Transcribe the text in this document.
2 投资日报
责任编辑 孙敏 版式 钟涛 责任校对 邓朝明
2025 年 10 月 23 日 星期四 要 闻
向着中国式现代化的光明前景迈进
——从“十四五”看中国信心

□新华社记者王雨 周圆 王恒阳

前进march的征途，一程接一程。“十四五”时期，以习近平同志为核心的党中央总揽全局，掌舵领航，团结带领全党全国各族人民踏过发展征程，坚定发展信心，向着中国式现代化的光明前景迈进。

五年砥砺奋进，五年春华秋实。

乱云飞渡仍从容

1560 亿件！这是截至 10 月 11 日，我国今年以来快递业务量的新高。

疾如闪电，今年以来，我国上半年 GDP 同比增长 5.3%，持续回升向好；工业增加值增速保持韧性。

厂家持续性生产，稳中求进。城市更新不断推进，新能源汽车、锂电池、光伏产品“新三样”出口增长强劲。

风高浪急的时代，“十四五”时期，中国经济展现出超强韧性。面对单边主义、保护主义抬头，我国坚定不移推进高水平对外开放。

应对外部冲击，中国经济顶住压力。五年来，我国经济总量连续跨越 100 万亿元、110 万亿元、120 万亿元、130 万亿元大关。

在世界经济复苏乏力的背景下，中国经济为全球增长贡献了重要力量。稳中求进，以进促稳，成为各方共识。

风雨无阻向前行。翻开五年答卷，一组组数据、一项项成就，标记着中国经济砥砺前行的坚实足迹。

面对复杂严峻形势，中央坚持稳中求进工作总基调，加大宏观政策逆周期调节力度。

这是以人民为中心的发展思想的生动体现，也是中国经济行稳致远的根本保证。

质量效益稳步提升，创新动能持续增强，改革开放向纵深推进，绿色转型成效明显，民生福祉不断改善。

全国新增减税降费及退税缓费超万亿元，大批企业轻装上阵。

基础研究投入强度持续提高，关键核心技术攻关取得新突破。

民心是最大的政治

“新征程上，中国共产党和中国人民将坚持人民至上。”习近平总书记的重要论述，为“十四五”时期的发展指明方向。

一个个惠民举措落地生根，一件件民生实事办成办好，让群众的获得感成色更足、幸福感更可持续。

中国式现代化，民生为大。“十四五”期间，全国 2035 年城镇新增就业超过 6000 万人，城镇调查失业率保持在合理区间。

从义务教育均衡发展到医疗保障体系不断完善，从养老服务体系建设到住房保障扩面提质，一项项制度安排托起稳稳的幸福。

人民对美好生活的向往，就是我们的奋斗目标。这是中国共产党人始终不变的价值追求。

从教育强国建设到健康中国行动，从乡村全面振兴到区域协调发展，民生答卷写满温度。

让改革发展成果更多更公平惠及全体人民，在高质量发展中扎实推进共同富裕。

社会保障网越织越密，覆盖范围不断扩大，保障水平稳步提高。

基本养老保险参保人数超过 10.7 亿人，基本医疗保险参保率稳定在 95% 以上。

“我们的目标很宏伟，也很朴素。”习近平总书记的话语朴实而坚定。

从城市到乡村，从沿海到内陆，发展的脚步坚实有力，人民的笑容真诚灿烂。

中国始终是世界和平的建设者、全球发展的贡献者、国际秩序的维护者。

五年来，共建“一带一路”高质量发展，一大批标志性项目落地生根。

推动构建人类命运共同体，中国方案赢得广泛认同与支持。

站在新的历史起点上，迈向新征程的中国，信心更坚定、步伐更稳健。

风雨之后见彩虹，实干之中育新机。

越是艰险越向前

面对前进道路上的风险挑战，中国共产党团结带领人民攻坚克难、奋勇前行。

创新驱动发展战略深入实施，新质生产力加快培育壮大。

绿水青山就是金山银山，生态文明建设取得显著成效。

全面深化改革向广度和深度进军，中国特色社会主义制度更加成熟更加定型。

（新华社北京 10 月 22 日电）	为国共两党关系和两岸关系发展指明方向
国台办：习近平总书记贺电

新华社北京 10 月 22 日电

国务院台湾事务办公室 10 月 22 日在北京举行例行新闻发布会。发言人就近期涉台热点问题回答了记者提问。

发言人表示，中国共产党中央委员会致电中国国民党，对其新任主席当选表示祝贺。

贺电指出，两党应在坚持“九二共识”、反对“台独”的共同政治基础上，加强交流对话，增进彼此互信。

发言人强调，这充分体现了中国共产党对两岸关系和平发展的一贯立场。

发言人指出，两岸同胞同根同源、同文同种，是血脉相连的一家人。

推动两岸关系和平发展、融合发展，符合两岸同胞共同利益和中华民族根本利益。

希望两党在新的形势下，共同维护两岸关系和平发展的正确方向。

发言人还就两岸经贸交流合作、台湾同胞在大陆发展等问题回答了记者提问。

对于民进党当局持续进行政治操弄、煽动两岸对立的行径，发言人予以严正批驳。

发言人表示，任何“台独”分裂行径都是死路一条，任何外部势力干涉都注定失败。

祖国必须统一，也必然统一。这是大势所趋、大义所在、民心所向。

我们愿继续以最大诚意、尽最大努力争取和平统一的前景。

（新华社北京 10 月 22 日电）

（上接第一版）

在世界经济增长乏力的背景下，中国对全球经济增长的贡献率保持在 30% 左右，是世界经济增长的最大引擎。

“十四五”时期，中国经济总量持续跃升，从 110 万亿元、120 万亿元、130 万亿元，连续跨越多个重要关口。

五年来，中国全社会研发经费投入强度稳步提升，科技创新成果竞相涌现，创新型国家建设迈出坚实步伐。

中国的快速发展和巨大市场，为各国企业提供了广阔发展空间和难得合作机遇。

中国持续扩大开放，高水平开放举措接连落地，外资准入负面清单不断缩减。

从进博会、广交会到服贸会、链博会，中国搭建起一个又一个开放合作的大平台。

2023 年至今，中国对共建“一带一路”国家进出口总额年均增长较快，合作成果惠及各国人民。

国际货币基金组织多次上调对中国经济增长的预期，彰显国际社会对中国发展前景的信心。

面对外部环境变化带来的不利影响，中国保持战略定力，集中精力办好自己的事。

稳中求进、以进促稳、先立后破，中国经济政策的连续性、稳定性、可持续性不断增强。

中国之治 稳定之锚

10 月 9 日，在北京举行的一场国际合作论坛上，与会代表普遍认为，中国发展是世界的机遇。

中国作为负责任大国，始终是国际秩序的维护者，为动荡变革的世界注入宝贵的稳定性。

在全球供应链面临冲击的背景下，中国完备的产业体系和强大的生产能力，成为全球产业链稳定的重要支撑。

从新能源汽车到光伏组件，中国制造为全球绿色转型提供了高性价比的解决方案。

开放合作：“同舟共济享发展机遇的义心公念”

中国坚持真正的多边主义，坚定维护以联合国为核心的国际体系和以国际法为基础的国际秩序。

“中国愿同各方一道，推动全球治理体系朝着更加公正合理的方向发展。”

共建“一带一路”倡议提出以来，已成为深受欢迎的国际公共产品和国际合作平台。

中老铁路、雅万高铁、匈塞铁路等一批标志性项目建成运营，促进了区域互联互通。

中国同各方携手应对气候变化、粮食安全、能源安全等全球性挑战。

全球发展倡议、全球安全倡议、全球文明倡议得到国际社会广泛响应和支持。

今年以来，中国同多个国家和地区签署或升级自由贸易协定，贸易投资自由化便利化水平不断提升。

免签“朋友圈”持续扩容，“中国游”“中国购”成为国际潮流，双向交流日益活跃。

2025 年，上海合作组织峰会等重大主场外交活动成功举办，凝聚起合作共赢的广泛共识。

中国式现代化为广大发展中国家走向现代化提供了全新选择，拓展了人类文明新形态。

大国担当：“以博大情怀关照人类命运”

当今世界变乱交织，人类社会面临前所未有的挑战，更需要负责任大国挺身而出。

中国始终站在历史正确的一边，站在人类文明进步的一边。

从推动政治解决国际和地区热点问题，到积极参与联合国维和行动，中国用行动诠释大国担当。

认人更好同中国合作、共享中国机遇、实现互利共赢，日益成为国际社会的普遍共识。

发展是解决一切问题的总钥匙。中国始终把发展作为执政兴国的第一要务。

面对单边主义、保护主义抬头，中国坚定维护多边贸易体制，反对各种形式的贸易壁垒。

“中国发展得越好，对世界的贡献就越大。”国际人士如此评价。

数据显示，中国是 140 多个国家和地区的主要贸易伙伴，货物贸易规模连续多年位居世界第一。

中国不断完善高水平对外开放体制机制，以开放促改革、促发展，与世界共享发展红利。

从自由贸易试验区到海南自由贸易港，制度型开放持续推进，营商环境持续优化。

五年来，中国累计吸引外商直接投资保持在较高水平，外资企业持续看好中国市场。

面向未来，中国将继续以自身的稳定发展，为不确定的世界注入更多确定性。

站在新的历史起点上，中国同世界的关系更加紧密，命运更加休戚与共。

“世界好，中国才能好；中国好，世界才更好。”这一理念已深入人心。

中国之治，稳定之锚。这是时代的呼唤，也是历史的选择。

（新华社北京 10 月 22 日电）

--- --- ---

§ PROBLEM TO WORK ON: Using the listing above, list every line in which the string "站在新的历史起点上" occurs.

§ REPLY TO THE TASK:
站在新的历史起点上，迈向新征程的中国，信心更坚定、步伐更稳健。
站在新的历史起点上，中国同世界的关系更加紧密，命运更加休戚与共。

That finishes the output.